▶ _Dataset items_
|---|
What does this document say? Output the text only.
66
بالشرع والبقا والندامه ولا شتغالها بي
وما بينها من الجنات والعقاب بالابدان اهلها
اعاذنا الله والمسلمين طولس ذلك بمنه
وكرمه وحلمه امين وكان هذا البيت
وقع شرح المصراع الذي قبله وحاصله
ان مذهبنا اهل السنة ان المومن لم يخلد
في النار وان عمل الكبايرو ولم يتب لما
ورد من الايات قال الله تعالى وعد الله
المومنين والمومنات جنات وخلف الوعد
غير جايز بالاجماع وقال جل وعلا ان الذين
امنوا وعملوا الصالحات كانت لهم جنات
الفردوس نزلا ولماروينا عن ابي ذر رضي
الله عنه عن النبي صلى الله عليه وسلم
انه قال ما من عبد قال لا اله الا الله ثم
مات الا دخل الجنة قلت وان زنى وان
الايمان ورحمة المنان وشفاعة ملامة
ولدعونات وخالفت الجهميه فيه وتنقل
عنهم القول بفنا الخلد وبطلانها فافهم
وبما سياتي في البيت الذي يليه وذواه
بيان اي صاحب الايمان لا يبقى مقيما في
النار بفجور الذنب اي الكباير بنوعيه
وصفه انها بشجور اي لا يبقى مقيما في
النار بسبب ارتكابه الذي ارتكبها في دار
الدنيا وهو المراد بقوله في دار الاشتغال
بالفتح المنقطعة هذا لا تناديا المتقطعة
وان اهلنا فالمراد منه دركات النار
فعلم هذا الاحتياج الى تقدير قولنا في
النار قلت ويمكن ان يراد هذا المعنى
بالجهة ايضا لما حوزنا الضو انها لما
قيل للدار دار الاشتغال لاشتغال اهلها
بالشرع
|---|
▶ _TASK INSTRUCTIONS_
Return every entry exactly as given.

▶ _SOLUTION BELOW_
What does this document say? Output the text only.
66
بالشرع والبقا والندامه ولا شتغالها بي
وما بينها من الجنات والعقاب بالابدان اهلها
اعاذنا الله والمسلمين طولس ذلك بمنه
وكرمه وحلمه امين وكان هذا البيت
وقع شرح المصراع الذي قبله وحاصله
ان مذهبنا اهل السنة ان المومن لم يخلد
في النار وان عمل الكبايرو ولم يتب لما
ورد من الايات قال الله تعالى وعد الله
المومنين والمومنات جنات وخلف الوعد
غير جايز بالاجماع وقال جل وعلا ان الذين
امنوا وعملوا الصالحات كانت لهم جنات
الفردوس نزلا ولماروينا عن ابي ذر رضي
الله عنه عن النبي صلى الله عليه وسلم
انه قال ما من عبد قال لا اله الا الله ثم
مات الا دخل الجنة قلت وان زنى وان
الايمان ورحمة المنان وشفاعة ملامة
ولدعونات وخالفت الجهميه فيه وتنقل
عنهم القول بفنا الخلد وبطلانها فافهم
وبما سياتي في البيت الذي يليه وذواه
بيان اي صاحب الايمان لا يبقى مقيما في
النار بفجور الذنب اي الكباير بنوعيه
وصفه انها بشجور اي لا يبقى مقيما في
النار بسبب ارتكابه الذي ارتكبها في دار
الدنيا وهو المراد بقوله في دار الاشتغال
بالفتح المنقطعة هذا لا تناديا المتقطعة
وان اهلنا فالمراد منه دركات النار
فعلم هذا الاحتياج الى تقدير قولنا في
النار قلت ويمكن ان يراد هذا المعنى
بالجهة ايضا لما حوزنا الضو انها لما
قيل للدار دار الاشتغال لاشتغال اهلها
بالشرع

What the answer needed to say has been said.